■ INSTRUCTION
Restate the records below word for word.

Items from a data source
***
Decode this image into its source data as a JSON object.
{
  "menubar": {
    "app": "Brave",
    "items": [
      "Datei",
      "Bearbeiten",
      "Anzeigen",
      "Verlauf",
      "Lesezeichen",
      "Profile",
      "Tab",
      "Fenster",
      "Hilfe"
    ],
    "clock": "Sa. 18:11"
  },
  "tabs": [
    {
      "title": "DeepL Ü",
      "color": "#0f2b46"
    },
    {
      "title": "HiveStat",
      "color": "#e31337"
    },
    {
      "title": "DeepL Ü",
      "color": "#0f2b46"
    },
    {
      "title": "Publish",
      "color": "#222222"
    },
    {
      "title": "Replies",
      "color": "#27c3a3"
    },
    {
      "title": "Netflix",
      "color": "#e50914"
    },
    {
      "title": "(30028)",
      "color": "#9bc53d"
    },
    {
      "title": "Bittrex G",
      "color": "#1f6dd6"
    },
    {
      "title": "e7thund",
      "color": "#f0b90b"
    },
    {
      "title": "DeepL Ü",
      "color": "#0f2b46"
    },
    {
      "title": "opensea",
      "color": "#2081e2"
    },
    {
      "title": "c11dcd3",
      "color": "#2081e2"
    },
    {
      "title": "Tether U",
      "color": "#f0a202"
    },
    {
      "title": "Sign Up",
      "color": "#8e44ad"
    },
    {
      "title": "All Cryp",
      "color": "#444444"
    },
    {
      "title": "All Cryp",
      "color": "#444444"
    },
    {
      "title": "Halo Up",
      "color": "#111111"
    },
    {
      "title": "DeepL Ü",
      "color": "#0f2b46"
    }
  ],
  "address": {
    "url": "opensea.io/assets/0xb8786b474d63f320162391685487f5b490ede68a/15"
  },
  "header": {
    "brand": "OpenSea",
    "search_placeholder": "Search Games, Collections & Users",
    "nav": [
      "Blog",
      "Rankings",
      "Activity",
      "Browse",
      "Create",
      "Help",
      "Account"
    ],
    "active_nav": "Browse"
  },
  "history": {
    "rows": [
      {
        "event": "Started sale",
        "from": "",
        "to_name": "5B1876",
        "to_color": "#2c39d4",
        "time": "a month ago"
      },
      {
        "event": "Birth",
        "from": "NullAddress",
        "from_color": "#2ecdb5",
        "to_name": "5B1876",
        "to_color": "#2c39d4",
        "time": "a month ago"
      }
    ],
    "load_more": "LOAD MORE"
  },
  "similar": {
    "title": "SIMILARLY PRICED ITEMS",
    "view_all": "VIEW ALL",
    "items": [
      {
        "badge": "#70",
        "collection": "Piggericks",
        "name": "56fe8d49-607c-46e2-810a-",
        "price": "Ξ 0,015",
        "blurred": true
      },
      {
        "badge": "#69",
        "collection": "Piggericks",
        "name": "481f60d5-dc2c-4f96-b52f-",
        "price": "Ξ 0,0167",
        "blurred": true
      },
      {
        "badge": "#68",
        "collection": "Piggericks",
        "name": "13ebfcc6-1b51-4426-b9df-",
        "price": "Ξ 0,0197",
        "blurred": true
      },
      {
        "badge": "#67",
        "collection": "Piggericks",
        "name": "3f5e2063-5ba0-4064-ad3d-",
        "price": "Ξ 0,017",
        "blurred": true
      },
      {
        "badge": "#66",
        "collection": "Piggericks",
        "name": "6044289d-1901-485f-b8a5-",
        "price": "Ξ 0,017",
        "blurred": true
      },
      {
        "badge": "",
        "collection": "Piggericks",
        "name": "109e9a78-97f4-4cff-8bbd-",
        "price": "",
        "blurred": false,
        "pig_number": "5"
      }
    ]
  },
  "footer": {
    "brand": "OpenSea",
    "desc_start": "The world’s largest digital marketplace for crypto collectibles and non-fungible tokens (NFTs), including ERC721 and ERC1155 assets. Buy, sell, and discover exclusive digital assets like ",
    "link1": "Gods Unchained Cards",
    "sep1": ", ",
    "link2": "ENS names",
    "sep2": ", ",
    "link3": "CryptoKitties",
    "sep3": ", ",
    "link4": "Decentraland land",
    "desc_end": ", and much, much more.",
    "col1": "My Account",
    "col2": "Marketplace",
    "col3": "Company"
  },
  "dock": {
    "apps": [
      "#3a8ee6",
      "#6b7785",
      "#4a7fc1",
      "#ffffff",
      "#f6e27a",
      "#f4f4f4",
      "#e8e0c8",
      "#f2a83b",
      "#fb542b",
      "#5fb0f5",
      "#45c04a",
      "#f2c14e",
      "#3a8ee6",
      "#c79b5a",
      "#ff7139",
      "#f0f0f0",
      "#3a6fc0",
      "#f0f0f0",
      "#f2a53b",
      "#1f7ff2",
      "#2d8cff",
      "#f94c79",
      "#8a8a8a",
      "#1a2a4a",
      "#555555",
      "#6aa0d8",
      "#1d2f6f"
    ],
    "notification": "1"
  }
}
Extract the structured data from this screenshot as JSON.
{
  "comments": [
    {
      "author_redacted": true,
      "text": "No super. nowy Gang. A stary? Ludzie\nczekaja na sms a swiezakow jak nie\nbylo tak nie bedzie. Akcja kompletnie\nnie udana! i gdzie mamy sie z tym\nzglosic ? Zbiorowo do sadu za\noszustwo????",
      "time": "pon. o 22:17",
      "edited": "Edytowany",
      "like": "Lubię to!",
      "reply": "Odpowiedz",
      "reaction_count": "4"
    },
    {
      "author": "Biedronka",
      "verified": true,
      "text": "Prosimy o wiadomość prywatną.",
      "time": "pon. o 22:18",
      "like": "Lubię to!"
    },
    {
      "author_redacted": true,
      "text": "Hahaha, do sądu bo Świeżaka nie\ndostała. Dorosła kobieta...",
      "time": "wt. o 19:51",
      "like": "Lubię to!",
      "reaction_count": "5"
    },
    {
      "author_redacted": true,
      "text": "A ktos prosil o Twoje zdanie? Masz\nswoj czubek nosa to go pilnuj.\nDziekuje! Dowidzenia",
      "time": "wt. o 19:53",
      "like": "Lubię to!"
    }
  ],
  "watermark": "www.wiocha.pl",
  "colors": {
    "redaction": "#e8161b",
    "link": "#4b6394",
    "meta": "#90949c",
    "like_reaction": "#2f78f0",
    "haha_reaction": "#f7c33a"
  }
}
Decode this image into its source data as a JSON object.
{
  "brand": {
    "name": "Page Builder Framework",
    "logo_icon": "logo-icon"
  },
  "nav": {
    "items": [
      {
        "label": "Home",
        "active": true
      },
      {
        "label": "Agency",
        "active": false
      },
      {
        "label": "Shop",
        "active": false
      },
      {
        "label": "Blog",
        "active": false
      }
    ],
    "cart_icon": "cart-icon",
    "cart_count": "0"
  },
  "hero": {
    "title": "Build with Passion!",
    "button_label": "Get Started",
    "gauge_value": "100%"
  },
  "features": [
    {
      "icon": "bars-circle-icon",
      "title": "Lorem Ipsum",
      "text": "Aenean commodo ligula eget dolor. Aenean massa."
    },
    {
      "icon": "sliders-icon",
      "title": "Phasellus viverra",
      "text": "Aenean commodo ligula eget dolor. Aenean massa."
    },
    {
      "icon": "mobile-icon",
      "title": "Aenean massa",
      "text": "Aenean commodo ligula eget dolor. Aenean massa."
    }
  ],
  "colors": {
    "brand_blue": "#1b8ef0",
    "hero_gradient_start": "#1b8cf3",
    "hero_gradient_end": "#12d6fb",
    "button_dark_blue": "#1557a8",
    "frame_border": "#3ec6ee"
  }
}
***
■ REPLY TO THE TASK
Decode this image into its source data as a JSON object.
{
  "menubar": {
    "app": "Brave",
    "items": [
      "Datei",
      "Bearbeiten",
      "Anzeigen",
      "Verlauf",
      "Lesezeichen",
      "Profile",
      "Tab",
      "Fenster",
      "Hilfe"
    ],
    "clock": "Sa. 18:11"
  },
  "tabs": [
    {
      "title": "DeepL Ü",
      "color": "#0f2b46"
    },
    {
      "title": "HiveStat",
      "color": "#e31337"
    },
    {
      "title": "DeepL Ü",
      "color": "#0f2b46"
    },
    {
      "title": "Publish",
      "color": "#222222"
    },
    {
      "title": "Replies",
      "color": "#27c3a3"
    },
    {
      "title": "Netflix",
      "color": "#e50914"
    },
    {
      "title": "(30028)",
      "color": "#9bc53d"
    },
    {
      "title": "Bittrex G",
      "color": "#1f6dd6"
    },
    {
      "title": "e7thund",
      "color": "#f0b90b"
    },
    {
      "title": "DeepL Ü",
      "color": "#0f2b46"
    },
    {
      "title": "opensea",
      "color": "#2081e2"
    },
    {
      "title": "c11dcd3",
      "color": "#2081e2"
    },
    {
      "title": "Tether U",
      "color": "#f0a202"
    },
    {
      "title": "Sign Up",
      "color": "#8e44ad"
    },
    {
      "title": "All Cryp",
      "color": "#444444"
    },
    {
      "title": "All Cryp",
      "color": "#444444"
    },
    {
      "title": "Halo Up",
      "color": "#111111"
    },
    {
      "title": "DeepL Ü",
      "color": "#0f2b46"
    }
  ],
  "address": {
    "url": "opensea.io/assets/0xb8786b474d63f320162391685487f5b490ede68a/15"
  },
  "header": {
    "brand": "OpenSea",
    "search_placeholder": "Search Games, Collections & Users",
    "nav": [
      "Blog",
      "Rankings",
      "Activity",
      "Browse",
      "Create",
      "Help",
      "Account"
    ],
    "active_nav": "Browse"
  },
  "history": {
    "rows": [
      {
        "event": "Started sale",
        "from": "",
        "to_name": "5B1876",
        "to_color": "#2c39d4",
        "time": "a month ago"
      },
      {
        "event": "Birth",
        "from": "NullAddress",
        "from_color": "#2ecdb5",
        "to_name": "5B1876",
        "to_color": "#2c39d4",
        "time": "a month ago"
      }
    ],
    "load_more": "LOAD MORE"
  },
  "similar": {
    "title": "SIMILARLY PRICED ITEMS",
    "view_all": "VIEW ALL",
    "items": [
      {
        "badge": "#70",
        "collection": "Piggericks",
        "name": "56fe8d49-607c-46e2-810a-",
        "price": "Ξ 0,015",
        "blurred": true
      },
      {
        "badge": "#69",
        "collection": "Piggericks",
        "name": "481f60d5-dc2c-4f96-b52f-",
        "price": "Ξ 0,0167",
        "blurred": true
      },
      {
        "badge": "#68",
        "collection": "Piggericks",
        "name": "13ebfcc6-1b51-4426-b9df-",
        "price": "Ξ 0,0197",
        "blurred": true
      },
      {
        "badge": "#67",
        "collection": "Piggericks",
        "name": "3f5e2063-5ba0-4064-ad3d-",
        "price": "Ξ 0,017",
        "blurred": true
      },
      {
        "badge": "#66",
        "collection": "Piggericks",
        "name": "6044289d-1901-485f-b8a5-",
        "price": "Ξ 0,017",
        "blurred": true
      },
      {
        "badge": "",
        "collection": "Piggericks",
        "name": "109e9a78-97f4-4cff-8bbd-",
        "price": "",
        "blurred": false,
        "pig_number": "5"
      }
    ]
  },
  "footer": {
    "brand": "OpenSea",
    "desc_start": "The world’s largest digital marketplace for crypto collectibles and non-fungible tokens (NFTs), including ERC721 and ERC1155 assets. Buy, sell, and discover exclusive digital assets like ",
    "link1": "Gods Unchained Cards",
    "sep1": ", ",
    "link2": "ENS names",
    "sep2": ", ",
    "link3": "CryptoKitties",
    "sep3": ", ",
    "link4": "Decentraland land",
    "desc_end": ", and much, much more.",
    "col1": "My Account",
    "col2": "Marketplace",
    "col3": "Company"
  },
  "dock": {
    "apps": [
      "#3a8ee6",
      "#6b7785",
      "#4a7fc1",
      "#ffffff",
      "#f6e27a",
      "#f4f4f4",
      "#e8e0c8",
      "#f2a83b",
      "#fb542b",
      "#5fb0f5",
      "#45c04a",
      "#f2c14e",
      "#3a8ee6",
      "#c79b5a",
      "#ff7139",
      "#f0f0f0",
      "#3a6fc0",
      "#f0f0f0",
      "#f2a53b",
      "#1f7ff2",
      "#2d8cff",
      "#f94c79",
      "#8a8a8a",
      "#1a2a4a",
      "#555555",
      "#6aa0d8",
      "#1d2f6f"
    ],
    "notification": "1"
  }
}
Extract the structured data from this screenshot as JSON.
{
  "comments": [
    {
      "author_redacted": true,
      "text": "No super. nowy Gang. A stary? Ludzie\nczekaja na sms a swiezakow jak nie\nbylo tak nie bedzie. Akcja kompletnie\nnie udana! i gdzie mamy sie z tym\nzglosic ? Zbiorowo do sadu za\noszustwo????",
      "time": "pon. o 22:17",
      "edited": "Edytowany",
      "like": "Lubię to!",
      "reply": "Odpowiedz",
      "reaction_count": "4"
    },
    {
      "author": "Biedronka",
      "verified": true,
      "text": "Prosimy o wiadomość prywatną.",
      "time": "pon. o 22:18",
      "like": "Lubię to!"
    },
    {
      "author_redacted": true,
      "text": "Hahaha, do sądu bo Świeżaka nie\ndostała. Dorosła kobieta...",
      "time": "wt. o 19:51",
      "like": "Lubię to!",
      "reaction_count": "5"
    },
    {
      "author_redacted": true,
      "text": "A ktos prosil o Twoje zdanie? Masz\nswoj czubek nosa to go pilnuj.\nDziekuje! Dowidzenia",
      "time": "wt. o 19:53",
      "like": "Lubię to!"
    }
  ],
  "watermark": "www.wiocha.pl",
  "colors": {
    "redaction": "#e8161b",
    "link": "#4b6394",
    "meta": "#90949c",
    "like_reaction": "#2f78f0",
    "haha_reaction": "#f7c33a"
  }
}
Decode this image into its source data as a JSON object.
{
  "brand": {
    "name": "Page Builder Framework",
    "logo_icon": "logo-icon"
  },
  "nav": {
    "items": [
      {
        "label": "Home",
        "active": true
      },
      {
        "label": "Agency",
        "active": false
      },
      {
        "label": "Shop",
        "active": false
      },
      {
        "label": "Blog",
        "active": false
      }
    ],
    "cart_icon": "cart-icon",
    "cart_count": "0"
  },
  "hero": {
    "title": "Build with Passion!",
    "button_label": "Get Started",
    "gauge_value": "100%"
  },
  "features": [
    {
      "icon": "bars-circle-icon",
      "title": "Lorem Ipsum",
      "text": "Aenean commodo ligula eget dolor. Aenean massa."
    },
    {
      "icon": "sliders-icon",
      "title": "Phasellus viverra",
      "text": "Aenean commodo ligula eget dolor. Aenean massa."
    },
    {
      "icon": "mobile-icon",
      "title": "Aenean massa",
      "text": "Aenean commodo ligula eget dolor. Aenean massa."
    }
  ],
  "colors": {
    "brand_blue": "#1b8ef0",
    "hero_gradient_start": "#1b8cf3",
    "hero_gradient_end": "#12d6fb",
    "button_dark_blue": "#1557a8",
    "frame_border": "#3ec6ee"
  }
}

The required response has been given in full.